[Element and coordinate records]
━━━━━━━━
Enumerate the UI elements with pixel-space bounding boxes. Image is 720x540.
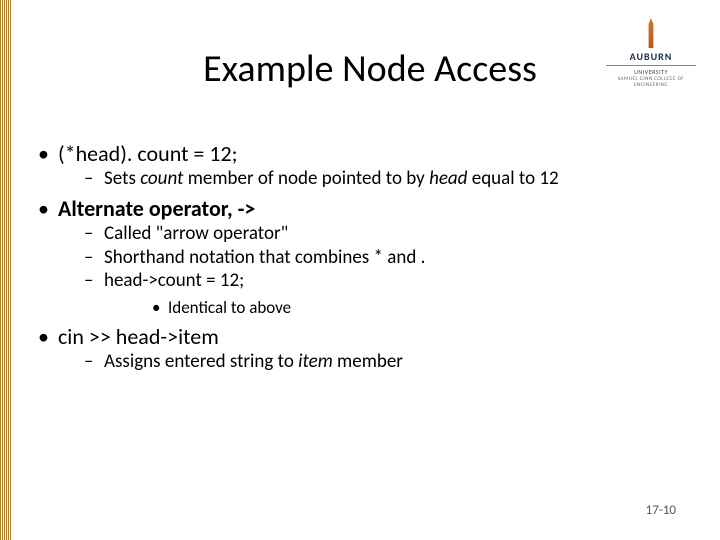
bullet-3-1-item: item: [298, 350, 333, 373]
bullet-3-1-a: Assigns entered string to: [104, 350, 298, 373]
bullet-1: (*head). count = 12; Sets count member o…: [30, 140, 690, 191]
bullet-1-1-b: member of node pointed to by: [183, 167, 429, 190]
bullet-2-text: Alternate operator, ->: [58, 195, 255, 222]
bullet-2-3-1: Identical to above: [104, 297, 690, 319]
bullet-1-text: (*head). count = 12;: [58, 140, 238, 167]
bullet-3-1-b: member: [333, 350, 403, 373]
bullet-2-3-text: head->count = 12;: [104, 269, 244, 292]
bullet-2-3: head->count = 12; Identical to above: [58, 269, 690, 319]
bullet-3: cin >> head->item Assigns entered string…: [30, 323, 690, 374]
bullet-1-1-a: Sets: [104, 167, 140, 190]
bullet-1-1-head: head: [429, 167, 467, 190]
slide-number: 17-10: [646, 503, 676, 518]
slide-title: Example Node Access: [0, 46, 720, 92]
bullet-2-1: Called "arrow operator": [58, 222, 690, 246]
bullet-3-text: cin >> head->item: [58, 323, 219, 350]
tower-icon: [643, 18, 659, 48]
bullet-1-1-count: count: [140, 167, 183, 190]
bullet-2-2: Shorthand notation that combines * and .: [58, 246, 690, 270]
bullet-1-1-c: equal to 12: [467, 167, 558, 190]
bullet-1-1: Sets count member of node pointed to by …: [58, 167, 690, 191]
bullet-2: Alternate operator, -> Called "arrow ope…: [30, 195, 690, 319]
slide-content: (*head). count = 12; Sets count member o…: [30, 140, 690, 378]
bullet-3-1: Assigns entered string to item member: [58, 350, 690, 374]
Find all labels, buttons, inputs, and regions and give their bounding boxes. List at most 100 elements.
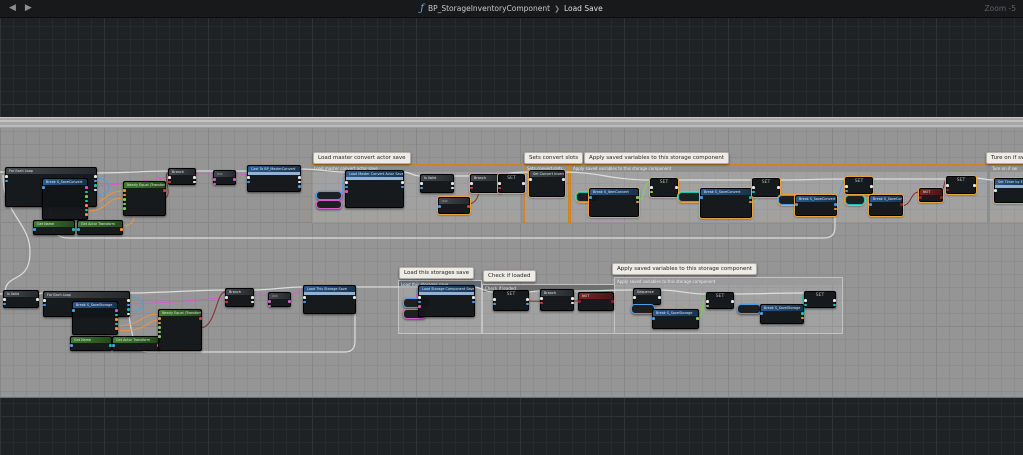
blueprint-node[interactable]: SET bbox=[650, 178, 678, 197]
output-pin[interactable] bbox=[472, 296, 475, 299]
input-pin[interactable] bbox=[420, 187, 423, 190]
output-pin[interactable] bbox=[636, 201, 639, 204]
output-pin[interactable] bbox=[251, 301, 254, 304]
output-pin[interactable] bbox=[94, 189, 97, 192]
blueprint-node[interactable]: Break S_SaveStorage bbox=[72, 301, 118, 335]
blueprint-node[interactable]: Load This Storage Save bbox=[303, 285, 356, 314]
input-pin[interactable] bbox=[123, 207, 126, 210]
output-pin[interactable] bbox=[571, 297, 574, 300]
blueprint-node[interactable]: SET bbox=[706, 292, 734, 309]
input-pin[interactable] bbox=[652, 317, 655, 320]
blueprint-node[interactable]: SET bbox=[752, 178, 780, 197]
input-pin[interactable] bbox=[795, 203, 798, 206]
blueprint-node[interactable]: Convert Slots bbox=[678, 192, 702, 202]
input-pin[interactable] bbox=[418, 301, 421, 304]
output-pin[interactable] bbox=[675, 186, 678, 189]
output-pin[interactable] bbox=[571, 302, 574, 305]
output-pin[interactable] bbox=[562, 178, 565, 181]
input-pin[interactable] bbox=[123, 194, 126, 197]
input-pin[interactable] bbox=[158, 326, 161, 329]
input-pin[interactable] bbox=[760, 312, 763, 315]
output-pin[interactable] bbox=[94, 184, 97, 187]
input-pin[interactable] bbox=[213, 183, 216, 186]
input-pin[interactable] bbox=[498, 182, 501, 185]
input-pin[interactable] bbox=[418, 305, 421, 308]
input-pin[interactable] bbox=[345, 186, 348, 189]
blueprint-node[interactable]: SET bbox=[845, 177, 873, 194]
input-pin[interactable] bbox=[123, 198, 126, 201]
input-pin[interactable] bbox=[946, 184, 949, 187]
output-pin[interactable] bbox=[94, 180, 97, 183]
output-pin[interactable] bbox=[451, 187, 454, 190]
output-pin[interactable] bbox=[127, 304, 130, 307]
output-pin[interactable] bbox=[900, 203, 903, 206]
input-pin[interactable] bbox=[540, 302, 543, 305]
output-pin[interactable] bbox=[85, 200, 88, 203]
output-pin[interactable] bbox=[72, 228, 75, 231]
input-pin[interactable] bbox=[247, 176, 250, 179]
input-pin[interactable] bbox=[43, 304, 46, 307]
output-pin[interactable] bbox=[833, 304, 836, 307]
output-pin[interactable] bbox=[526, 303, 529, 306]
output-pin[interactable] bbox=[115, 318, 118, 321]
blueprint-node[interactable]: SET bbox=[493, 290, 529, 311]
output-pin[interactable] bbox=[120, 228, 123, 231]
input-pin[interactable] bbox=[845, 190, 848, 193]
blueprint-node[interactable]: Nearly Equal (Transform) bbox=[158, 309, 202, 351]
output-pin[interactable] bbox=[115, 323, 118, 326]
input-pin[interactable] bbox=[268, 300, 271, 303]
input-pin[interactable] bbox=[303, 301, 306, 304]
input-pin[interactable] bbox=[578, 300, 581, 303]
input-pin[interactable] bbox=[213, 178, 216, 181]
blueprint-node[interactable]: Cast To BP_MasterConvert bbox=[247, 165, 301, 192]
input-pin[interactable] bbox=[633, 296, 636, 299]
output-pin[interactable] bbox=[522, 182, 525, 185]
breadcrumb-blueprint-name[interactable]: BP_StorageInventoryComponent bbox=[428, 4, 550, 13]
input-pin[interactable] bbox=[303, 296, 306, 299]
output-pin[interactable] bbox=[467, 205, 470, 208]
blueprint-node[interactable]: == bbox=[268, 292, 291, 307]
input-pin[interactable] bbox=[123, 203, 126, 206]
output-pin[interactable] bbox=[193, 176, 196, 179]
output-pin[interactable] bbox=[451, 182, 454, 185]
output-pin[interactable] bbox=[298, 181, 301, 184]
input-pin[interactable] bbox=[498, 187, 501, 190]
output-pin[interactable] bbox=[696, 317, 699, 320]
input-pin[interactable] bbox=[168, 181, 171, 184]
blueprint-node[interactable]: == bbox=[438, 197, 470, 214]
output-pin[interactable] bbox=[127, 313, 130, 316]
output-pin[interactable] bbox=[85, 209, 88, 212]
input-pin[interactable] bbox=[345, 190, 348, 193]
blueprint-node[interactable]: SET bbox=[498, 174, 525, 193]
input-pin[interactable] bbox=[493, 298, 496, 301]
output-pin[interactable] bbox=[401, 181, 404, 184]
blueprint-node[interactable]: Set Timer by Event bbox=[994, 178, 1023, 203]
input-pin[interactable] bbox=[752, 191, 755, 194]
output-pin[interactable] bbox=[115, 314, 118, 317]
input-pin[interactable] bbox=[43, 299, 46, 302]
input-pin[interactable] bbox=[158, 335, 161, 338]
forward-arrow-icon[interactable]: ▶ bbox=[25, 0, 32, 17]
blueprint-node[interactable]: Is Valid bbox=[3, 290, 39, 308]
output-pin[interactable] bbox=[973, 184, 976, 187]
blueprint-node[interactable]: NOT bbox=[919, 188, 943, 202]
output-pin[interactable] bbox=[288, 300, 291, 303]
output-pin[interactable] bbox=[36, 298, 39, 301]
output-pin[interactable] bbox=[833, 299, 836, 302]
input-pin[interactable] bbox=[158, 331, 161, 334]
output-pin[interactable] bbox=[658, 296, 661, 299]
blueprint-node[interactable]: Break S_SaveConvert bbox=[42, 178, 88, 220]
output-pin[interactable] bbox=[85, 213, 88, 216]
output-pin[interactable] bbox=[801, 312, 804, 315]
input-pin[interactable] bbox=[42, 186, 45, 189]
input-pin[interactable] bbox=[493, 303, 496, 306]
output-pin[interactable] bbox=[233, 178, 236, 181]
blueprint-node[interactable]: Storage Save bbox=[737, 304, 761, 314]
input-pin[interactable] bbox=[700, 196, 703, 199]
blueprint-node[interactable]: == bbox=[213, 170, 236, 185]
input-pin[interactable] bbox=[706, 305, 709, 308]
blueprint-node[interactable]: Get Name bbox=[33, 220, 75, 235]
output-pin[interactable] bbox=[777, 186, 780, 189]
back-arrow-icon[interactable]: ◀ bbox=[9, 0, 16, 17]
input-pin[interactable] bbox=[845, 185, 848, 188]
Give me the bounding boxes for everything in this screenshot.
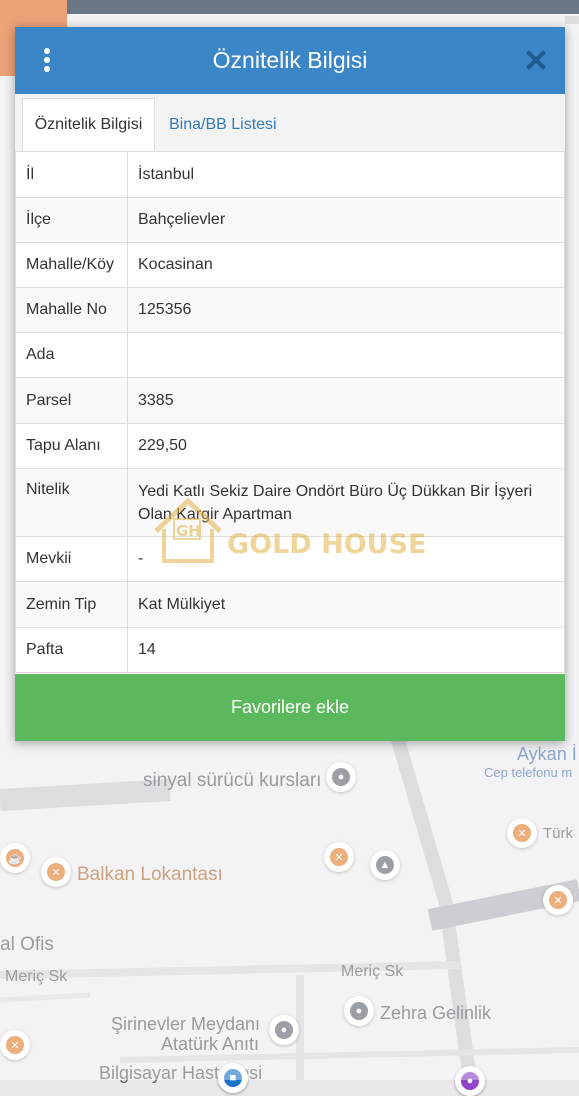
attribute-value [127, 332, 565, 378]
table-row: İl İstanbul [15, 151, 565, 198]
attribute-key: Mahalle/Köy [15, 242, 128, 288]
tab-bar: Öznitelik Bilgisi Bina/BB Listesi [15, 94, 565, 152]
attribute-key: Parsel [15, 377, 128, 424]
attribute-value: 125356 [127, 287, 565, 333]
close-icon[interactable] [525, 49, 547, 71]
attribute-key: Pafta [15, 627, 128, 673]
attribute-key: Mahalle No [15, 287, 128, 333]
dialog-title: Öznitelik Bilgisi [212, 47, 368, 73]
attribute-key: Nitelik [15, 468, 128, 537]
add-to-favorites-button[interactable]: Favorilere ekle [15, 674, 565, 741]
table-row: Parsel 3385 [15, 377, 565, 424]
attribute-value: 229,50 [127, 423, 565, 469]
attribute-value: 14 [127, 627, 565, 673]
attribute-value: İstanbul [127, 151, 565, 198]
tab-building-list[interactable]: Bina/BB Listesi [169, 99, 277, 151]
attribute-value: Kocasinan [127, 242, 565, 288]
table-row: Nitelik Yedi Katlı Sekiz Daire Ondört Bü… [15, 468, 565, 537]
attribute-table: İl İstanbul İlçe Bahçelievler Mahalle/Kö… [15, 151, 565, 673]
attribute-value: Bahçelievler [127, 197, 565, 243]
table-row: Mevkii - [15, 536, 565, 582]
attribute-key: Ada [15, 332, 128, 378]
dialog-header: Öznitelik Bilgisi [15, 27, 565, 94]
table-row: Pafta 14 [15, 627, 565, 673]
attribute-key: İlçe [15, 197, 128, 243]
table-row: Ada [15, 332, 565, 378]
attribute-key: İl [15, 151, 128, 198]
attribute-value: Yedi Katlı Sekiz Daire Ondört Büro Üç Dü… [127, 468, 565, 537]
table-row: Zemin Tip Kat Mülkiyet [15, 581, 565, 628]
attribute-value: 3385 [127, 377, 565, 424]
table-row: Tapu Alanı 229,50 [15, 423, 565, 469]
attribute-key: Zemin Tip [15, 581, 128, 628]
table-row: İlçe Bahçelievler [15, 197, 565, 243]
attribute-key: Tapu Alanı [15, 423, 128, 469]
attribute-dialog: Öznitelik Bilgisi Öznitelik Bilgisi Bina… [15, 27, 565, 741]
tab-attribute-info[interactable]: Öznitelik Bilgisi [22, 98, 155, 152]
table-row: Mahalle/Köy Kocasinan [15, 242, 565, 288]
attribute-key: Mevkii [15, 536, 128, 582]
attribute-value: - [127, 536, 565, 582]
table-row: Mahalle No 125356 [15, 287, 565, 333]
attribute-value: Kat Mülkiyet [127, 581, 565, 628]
━━━━━━━━
- What to work on -
Extract the rows from the line containing "bullet-3-1-item: item: [298, 350, 333, 373]" through the line containing "bullet-2-3-1: Identical to", repeating each line exactly, including both of those lines.

- Completed task -
bullet-3-1-item: item: [298, 350, 333, 373]
bullet-3-1-a: Assigns entered string to: [104, 350, 298, 373]
bullet-1: (*head). count = 12; Sets count member o…: [30, 140, 690, 191]
bullet-1-1-b: member of node pointed to by: [183, 167, 429, 190]
bullet-2-text: Alternate operator, ->: [58, 195, 255, 222]
bullet-2-3-1: Identical to above: [104, 297, 690, 319]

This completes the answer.